Gather the lines below that include the string "element", copying each in full.

INFORMATION SHOWN —
[Begin]
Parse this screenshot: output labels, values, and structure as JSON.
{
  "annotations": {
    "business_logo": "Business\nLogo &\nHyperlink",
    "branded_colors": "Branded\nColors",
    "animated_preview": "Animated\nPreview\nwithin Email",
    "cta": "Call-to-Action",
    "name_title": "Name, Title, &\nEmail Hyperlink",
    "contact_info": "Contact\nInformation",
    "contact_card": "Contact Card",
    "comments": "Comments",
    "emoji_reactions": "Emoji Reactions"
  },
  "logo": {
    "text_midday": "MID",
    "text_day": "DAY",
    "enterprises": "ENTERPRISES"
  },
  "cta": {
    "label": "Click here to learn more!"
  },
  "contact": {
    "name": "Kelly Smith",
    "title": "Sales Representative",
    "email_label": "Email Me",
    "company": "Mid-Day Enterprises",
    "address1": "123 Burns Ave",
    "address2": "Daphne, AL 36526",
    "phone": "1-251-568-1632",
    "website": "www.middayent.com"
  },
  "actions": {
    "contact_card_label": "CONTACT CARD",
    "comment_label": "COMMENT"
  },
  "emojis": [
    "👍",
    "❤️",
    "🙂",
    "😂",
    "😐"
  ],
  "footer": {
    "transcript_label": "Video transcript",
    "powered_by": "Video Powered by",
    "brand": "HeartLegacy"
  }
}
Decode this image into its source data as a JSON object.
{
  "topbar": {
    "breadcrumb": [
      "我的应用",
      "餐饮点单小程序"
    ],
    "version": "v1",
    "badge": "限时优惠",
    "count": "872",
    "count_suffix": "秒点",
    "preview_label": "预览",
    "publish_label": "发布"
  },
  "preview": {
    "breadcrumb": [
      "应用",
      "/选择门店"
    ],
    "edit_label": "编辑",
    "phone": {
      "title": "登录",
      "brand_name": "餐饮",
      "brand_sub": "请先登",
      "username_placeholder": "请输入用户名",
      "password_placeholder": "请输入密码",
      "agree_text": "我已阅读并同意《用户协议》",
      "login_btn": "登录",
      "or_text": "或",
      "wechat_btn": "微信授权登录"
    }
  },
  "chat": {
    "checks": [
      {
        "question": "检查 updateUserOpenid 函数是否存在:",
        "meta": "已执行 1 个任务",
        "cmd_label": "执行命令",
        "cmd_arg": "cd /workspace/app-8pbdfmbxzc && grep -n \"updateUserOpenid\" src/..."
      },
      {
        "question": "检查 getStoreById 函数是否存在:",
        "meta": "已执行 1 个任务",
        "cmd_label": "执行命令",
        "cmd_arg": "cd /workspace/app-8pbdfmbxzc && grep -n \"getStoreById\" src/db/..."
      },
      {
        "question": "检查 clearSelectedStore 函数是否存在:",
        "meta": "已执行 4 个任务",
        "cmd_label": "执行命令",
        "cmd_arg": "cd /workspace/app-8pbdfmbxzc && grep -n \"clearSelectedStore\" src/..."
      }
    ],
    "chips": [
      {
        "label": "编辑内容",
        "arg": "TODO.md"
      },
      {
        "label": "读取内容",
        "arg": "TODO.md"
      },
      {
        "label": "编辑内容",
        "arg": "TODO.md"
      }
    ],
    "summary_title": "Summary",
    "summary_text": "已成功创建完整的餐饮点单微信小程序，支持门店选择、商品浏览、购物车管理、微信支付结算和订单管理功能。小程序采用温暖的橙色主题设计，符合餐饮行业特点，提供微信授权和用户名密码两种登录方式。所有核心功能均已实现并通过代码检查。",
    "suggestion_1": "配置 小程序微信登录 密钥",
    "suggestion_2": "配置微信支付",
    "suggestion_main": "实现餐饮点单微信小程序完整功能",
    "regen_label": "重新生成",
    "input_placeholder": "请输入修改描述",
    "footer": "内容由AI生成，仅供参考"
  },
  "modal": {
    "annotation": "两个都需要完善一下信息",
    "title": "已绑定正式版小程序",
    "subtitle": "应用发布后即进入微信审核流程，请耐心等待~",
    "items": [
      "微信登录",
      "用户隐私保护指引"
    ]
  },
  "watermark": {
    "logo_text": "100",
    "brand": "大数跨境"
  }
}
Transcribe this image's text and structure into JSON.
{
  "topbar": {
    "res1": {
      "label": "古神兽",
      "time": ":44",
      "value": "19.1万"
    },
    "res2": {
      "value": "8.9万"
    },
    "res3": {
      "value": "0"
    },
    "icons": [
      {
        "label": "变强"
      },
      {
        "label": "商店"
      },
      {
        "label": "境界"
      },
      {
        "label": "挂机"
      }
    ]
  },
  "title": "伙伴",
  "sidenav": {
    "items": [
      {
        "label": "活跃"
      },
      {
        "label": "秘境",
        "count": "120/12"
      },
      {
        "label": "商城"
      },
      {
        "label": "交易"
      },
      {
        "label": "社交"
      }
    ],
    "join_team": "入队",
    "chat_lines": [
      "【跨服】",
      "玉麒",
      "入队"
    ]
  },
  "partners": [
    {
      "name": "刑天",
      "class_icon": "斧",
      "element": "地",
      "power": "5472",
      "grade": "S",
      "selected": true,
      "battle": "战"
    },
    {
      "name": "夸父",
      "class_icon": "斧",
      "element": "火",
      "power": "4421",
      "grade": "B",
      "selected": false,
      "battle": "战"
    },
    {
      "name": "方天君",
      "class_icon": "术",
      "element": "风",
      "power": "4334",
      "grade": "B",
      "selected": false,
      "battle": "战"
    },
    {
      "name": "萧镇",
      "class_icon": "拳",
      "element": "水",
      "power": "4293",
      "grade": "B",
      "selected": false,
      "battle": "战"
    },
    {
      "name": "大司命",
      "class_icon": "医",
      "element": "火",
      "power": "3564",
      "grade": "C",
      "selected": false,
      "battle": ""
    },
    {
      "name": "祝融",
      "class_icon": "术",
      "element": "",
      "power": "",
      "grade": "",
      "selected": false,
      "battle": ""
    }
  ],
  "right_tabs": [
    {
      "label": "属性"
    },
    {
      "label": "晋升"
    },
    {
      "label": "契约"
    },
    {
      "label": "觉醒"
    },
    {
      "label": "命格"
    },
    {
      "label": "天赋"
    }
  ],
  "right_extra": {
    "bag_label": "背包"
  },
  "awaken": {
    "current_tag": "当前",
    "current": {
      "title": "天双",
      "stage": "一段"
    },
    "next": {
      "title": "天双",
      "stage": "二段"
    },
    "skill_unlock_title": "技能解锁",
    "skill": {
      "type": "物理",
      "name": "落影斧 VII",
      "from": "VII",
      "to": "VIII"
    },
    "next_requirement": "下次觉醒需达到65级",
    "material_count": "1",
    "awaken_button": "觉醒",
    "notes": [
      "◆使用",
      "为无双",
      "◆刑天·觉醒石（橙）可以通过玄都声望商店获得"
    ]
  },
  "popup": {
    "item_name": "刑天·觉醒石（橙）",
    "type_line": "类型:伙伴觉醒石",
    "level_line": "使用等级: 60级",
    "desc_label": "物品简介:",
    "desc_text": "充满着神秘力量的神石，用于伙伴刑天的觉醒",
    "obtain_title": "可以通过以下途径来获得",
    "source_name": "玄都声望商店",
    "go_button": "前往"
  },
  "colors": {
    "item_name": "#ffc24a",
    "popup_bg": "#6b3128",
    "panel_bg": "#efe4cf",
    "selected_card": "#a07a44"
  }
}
[End]
SOLUTION FOR THIS EXERCISE —
      "element": "地",
      "element": "火",
      "element": "风",
      "element": "水",
      "element": "火",
      "element": "",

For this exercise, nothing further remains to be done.